*REQUIREMENTS*
Write out each line from the data below that includes the word "slutsky".

Collected data entries
• • • • •
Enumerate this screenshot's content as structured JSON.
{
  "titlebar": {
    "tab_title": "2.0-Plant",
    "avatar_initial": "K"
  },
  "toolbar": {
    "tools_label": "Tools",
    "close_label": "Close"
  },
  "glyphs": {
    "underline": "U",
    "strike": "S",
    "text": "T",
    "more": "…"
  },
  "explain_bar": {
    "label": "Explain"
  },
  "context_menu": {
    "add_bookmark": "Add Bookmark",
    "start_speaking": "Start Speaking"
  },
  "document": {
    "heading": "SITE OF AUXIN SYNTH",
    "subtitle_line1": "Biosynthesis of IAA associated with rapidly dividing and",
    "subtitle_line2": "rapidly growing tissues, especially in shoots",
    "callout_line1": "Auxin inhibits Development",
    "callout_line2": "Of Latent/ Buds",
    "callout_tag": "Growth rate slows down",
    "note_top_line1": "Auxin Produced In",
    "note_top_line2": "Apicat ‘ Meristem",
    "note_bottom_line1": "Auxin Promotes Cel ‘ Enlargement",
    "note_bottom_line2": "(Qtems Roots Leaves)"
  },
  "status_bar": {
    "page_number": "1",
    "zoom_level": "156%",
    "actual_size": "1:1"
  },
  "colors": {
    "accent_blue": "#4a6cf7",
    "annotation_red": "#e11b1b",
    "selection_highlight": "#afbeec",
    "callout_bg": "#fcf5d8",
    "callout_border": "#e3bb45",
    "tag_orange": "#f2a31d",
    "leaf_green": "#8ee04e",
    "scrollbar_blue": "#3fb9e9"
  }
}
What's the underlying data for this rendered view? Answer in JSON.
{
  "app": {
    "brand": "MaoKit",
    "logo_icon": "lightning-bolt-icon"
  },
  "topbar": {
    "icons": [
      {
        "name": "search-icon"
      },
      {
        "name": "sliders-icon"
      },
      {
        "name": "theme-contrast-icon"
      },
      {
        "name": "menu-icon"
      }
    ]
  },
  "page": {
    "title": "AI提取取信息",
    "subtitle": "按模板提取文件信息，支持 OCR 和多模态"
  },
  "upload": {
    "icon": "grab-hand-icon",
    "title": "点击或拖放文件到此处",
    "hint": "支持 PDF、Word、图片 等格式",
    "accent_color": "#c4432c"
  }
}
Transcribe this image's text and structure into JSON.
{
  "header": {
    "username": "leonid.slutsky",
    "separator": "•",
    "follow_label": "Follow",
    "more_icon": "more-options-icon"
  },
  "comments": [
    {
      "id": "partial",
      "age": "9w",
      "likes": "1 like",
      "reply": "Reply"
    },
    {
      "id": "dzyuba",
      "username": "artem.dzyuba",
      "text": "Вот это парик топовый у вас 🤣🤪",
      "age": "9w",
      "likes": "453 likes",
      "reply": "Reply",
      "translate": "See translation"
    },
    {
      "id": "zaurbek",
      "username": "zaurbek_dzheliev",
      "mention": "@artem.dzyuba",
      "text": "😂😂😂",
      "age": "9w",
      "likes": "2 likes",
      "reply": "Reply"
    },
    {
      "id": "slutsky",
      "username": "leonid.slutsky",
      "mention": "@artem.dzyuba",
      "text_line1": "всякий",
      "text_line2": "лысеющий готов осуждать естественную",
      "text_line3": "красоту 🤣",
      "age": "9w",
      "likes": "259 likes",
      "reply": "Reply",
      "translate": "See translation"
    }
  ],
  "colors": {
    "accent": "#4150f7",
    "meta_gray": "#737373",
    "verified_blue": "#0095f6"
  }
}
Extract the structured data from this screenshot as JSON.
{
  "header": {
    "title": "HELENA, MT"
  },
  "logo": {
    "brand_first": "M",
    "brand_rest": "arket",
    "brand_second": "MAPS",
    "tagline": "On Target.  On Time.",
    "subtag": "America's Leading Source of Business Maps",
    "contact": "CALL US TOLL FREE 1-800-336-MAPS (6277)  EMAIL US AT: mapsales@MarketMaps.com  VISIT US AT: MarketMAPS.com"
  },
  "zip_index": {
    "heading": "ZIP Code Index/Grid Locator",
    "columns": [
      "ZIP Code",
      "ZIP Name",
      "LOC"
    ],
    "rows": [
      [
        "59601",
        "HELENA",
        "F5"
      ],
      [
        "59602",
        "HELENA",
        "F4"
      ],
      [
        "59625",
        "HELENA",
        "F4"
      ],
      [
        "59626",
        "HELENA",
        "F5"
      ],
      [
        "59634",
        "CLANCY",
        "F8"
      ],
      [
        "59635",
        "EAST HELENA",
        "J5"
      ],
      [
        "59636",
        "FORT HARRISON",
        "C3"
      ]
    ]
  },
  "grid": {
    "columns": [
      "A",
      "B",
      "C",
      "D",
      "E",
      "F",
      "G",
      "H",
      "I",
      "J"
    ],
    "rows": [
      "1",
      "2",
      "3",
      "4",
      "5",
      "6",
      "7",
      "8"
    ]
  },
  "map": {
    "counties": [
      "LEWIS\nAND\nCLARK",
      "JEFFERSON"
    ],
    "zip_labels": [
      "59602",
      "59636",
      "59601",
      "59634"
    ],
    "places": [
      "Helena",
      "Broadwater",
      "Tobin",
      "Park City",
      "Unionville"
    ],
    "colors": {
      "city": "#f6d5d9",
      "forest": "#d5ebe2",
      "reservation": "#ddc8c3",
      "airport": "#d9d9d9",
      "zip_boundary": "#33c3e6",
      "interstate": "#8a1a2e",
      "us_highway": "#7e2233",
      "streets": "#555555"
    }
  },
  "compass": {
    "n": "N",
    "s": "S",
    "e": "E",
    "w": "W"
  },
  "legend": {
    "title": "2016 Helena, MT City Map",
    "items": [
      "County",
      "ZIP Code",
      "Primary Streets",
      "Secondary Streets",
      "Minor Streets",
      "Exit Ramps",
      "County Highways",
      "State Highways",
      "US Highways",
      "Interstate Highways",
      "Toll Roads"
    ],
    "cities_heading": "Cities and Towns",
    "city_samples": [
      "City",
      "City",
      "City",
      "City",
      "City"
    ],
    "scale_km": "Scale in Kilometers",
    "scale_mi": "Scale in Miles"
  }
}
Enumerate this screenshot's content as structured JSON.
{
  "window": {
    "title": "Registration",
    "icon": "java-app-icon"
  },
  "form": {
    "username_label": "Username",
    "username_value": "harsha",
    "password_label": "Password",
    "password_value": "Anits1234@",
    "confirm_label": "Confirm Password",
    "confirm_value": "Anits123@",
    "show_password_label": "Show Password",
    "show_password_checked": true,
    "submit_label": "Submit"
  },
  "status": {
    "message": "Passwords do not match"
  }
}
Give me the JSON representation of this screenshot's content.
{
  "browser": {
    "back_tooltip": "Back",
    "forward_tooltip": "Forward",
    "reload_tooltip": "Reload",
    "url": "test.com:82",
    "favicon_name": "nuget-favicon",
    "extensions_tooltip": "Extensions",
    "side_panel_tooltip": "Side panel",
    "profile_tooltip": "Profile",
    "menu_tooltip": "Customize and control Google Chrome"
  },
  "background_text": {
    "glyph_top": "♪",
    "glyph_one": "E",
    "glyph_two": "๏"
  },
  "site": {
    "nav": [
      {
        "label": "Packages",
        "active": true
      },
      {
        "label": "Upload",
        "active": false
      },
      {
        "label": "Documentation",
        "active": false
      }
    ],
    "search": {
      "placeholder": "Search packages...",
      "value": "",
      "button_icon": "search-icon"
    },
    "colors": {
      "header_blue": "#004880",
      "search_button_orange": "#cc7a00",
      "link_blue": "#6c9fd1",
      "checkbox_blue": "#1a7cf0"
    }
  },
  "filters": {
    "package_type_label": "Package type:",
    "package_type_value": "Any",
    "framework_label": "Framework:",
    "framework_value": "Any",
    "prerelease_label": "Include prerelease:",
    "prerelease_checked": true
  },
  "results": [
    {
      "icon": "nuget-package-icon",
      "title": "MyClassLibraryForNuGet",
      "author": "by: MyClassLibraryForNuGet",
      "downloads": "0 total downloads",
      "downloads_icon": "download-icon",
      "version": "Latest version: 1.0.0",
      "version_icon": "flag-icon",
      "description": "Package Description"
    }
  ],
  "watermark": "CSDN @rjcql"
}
• • • • •
*SOLUTION TO THIS EXERCISE*
    "username": "leonid.slutsky",
      "id": "slutsky",
      "username": "leonid.slutsky",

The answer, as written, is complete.